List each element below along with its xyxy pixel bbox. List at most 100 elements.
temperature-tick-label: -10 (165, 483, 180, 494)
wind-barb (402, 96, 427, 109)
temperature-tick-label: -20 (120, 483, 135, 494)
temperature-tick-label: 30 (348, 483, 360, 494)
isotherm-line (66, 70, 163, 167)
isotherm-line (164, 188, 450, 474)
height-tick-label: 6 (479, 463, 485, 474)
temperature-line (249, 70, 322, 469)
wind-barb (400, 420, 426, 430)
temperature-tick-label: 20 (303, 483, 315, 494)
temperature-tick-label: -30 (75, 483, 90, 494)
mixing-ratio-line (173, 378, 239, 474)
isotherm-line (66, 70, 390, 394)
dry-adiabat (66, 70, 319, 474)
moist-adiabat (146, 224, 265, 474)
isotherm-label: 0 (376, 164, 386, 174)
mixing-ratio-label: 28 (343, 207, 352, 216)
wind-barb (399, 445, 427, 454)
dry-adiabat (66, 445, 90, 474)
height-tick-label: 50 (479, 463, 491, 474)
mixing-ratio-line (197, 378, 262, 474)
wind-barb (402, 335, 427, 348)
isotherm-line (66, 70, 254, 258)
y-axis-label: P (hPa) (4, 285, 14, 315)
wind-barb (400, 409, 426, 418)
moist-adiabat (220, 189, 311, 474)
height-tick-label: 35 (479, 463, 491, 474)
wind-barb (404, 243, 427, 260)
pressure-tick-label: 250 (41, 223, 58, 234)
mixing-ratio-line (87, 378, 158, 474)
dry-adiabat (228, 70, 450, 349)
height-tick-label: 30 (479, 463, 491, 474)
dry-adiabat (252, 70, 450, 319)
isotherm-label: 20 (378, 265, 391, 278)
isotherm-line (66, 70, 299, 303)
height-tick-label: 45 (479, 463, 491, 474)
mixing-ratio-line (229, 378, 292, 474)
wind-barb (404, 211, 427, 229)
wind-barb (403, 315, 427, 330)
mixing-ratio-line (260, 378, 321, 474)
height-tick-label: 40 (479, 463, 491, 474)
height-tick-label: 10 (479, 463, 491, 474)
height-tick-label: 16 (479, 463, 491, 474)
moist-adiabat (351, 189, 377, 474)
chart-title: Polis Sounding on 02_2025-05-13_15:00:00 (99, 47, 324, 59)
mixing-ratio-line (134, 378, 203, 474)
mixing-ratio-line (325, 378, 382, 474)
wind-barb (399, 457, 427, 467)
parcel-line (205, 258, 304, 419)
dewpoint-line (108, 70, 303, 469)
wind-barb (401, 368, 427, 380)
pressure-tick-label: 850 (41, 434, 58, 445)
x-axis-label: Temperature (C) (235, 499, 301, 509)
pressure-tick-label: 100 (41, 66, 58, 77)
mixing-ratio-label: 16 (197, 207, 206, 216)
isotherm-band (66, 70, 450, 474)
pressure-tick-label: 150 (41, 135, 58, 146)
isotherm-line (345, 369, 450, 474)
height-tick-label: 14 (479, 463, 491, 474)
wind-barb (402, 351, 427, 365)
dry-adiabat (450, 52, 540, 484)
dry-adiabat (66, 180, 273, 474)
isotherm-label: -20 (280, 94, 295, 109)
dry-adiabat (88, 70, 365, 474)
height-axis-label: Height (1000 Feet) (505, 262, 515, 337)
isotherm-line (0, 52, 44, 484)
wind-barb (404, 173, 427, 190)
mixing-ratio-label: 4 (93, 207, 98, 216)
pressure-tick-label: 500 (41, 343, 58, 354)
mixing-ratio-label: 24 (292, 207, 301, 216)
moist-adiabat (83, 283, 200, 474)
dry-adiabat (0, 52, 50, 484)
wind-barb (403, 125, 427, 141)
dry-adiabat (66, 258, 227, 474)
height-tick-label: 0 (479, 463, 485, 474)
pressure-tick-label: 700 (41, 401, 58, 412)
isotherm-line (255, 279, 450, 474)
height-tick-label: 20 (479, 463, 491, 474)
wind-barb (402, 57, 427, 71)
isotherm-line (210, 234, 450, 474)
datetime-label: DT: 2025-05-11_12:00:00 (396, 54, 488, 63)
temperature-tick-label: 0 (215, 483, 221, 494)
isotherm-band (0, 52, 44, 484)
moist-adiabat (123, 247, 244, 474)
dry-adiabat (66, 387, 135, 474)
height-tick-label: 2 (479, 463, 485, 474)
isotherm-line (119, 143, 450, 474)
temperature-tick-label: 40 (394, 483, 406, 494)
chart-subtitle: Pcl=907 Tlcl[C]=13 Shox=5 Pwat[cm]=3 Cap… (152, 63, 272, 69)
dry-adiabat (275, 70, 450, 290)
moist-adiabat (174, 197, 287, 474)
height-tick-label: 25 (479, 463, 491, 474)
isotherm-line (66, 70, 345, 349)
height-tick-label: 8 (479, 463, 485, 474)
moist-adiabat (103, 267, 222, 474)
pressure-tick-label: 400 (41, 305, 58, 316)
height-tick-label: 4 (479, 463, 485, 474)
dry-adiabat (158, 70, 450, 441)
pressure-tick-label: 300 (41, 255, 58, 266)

Enunciado do problema:
Por favor, reescreva as linhas das entradas acima como uma lista numerada, omitindo as linhas em branco.

Resposta completa:
1. List each element below along with its xyxy pixel bbox. List at most 100 elements.
2. temperature-tick-label: -10 (165, 483, 180, 494)
3. wind-barb (402, 96, 427, 109)
4. temperature-tick-label: -20 (120, 483, 135, 494)
5. temperature-tick-label: 30 (348, 483, 360, 494)
6. isotherm-line (66, 70, 163, 167)
7. isotherm-line (164, 188, 450, 474)
8. height-tick-label: 6 (479, 463, 485, 474)
9. temperature-line (249, 70, 322, 469)
10. wind-barb (400, 420, 426, 430)
11. temperature-tick-label: 20 (303, 483, 315, 494)
12. temperature-tick-label: -30 (75, 483, 90, 494)
13. mixing-ratio-line (173, 378, 239, 474)
14. isotherm-line (66, 70, 390, 394)
15. dry-adiabat (66, 70, 319, 474)
16. moist-adiabat (146, 224, 265, 474)
17. isotherm-label: 0 (376, 164, 386, 174)
18. mixing-ratio-label: 28 (343, 207, 352, 216)
19. wind-barb (399, 445, 427, 454)
20. dry-adiabat (66, 445, 90, 474)
21. height-tick-label: 50 (479, 463, 491, 474)
22. mixing-ratio-line (197, 378, 262, 474)
23. wind-barb (402, 335, 427, 348)
24. isotherm-line (66, 70, 254, 258)
25. y-axis-label: P (hPa) (4, 285, 14, 315)
26. wind-barb (400, 409, 426, 418)
27. moist-adiabat (220, 189, 311, 474)
28. height-tick-label: 35 (479, 463, 491, 474)
29. wind-barb (404, 243, 427, 260)
30. pressure-tick-label: 250 (41, 223, 58, 234)
31. mixing-ratio-line (87, 378, 158, 474)
32. dry-adiabat (228, 70, 450, 349)
33. height-tick-label: 30 (479, 463, 491, 474)
34. dry-adiabat (252, 70, 450, 319)
35. isotherm-label: 20 (378, 265, 391, 278)
36. isotherm-line (66, 70, 299, 303)
37. height-tick-label: 45 (479, 463, 491, 474)
38. mixing-ratio-line (229, 378, 292, 474)
39. wind-barb (404, 211, 427, 229)
40. wind-barb (403, 315, 427, 330)
41. mixing-ratio-line (260, 378, 321, 474)
42. height-tick-label: 40 (479, 463, 491, 474)
43. height-tick-label: 10 (479, 463, 491, 474)
44. height-tick-label: 16 (479, 463, 491, 474)
45. moist-adiabat (351, 189, 377, 474)
46. chart-title: Polis Sounding on 02_2025-05-13_15:00:00 (99, 47, 324, 59)
47. mixing-ratio-line (134, 378, 203, 474)
48. mixing-ratio-line (325, 378, 382, 474)
49. wind-barb (399, 457, 427, 467)
50. parcel-line (205, 258, 304, 419)
51. dewpoint-line (108, 70, 303, 469)
52. wind-barb (401, 368, 427, 380)
53. pressure-tick-label: 850 (41, 434, 58, 445)
54. x-axis-label: Temperature (C) (235, 499, 301, 509)
55. pressure-tick-label: 100 (41, 66, 58, 77)
56. mixing-ratio-label: 16 (197, 207, 206, 216)
57. isotherm-band (66, 70, 450, 474)
58. pressure-tick-label: 150 (41, 135, 58, 146)
59. isotherm-line (345, 369, 450, 474)
60. height-tick-label: 14 (479, 463, 491, 474)
61. wind-barb (402, 351, 427, 365)
62. dry-adiabat (450, 52, 540, 484)
63. dry-adiabat (66, 180, 273, 474)
64. isotherm-label: -20 (280, 94, 295, 109)
65. dry-adiabat (88, 70, 365, 474)
66. height-axis-label: Height (1000 Feet) (505, 262, 515, 337)
67. isotherm-line (0, 52, 44, 484)
68. wind-barb (404, 173, 427, 190)
69. mixing-ratio-label: 4 (93, 207, 98, 216)
70. pressure-tick-label: 500 (41, 343, 58, 354)
71. mixing-ratio-label: 24 (292, 207, 301, 216)
72. moist-adiabat (83, 283, 200, 474)
73. dry-adiabat (0, 52, 50, 484)
74. wind-barb (403, 125, 427, 141)
75. dry-adiabat (66, 258, 227, 474)
76. height-tick-label: 0 (479, 463, 485, 474)
77. pressure-tick-label: 700 (41, 401, 58, 412)
78. isotherm-line (255, 279, 450, 474)
79. height-tick-label: 20 (479, 463, 491, 474)
80. wind-barb (402, 57, 427, 71)
81. isotherm-line (210, 234, 450, 474)
82. datetime-label: DT: 2025-05-11_12:00:00 (396, 54, 488, 63)
83. temperature-tick-label: 0 (215, 483, 221, 494)
84. isotherm-band (0, 52, 44, 484)
85. moist-adiabat (123, 247, 244, 474)
86. dry-adiabat (66, 387, 135, 474)
87. height-tick-label: 2 (479, 463, 485, 474)
88. isotherm-line (119, 143, 450, 474)
89. temperature-tick-label: 40 (394, 483, 406, 494)
90. chart-subtitle: Pcl=907 Tlcl[C]=13 Shox=5 Pwat[cm]=3 Cap… (152, 63, 272, 69)
91. dry-adiabat (275, 70, 450, 290)
92. moist-adiabat (174, 197, 287, 474)
93. height-tick-label: 25 (479, 463, 491, 474)
94. isotherm-line (66, 70, 345, 349)
95. height-tick-label: 8 (479, 463, 485, 474)
96. moist-adiabat (103, 267, 222, 474)
97. pressure-tick-label: 400 (41, 305, 58, 316)
98. height-tick-label: 4 (479, 463, 485, 474)
99. dry-adiabat (158, 70, 450, 441)
100. pressure-tick-label: 300 (41, 255, 58, 266)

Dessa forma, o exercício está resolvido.